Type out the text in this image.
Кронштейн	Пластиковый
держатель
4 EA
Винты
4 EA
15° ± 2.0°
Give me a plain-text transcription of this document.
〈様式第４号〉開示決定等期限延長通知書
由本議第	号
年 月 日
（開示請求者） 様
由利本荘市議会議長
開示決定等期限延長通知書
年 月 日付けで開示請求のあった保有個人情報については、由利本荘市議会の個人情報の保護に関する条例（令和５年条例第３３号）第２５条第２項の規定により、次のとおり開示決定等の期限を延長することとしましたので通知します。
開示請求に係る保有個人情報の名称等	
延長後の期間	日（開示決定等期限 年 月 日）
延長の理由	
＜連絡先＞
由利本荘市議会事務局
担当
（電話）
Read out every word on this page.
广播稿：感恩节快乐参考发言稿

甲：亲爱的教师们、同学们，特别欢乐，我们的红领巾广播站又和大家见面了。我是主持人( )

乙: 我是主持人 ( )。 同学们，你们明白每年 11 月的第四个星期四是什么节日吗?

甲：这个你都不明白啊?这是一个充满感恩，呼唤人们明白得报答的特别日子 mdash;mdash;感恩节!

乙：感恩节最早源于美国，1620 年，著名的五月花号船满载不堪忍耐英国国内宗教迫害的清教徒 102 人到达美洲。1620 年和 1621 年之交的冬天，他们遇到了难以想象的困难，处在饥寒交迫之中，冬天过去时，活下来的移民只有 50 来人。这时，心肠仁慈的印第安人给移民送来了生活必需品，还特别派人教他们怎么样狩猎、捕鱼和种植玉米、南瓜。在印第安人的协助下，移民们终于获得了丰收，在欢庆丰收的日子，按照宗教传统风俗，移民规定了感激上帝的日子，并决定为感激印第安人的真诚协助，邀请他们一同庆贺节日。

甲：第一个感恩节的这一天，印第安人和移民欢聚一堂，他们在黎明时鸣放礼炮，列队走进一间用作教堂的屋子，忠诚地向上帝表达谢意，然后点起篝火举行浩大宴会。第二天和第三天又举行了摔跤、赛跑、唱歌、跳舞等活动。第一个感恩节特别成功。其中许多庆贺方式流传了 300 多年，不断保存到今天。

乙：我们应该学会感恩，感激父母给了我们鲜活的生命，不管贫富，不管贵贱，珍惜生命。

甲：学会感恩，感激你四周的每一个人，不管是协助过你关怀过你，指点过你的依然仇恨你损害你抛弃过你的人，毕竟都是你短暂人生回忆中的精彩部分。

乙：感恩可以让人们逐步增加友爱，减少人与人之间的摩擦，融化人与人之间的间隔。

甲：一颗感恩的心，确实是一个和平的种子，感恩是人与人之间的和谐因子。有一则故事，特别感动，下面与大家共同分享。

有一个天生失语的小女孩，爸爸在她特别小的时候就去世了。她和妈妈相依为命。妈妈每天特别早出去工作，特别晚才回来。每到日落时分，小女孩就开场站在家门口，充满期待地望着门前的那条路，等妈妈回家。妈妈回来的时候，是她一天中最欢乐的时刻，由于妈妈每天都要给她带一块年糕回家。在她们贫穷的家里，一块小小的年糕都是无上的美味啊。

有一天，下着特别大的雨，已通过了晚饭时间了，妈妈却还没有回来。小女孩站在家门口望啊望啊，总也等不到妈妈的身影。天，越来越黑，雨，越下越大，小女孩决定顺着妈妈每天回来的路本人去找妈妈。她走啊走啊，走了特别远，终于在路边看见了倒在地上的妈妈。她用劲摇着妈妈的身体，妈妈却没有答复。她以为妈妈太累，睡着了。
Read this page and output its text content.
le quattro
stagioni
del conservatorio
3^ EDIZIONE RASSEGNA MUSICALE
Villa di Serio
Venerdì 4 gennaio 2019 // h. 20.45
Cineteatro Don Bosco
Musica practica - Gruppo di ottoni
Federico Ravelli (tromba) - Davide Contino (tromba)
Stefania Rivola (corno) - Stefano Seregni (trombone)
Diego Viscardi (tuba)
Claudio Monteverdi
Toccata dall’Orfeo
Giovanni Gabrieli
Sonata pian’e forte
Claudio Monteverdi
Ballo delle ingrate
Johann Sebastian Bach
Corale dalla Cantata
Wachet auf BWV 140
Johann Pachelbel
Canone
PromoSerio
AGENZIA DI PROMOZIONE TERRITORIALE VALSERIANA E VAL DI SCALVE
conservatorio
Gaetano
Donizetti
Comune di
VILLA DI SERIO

════════════════════

> REQUEST: Using the listing, copy every line where the word "Read" shows up.

> EXERCISE SOLUTION:
Read out every word on this page.
Read this page and output its text content.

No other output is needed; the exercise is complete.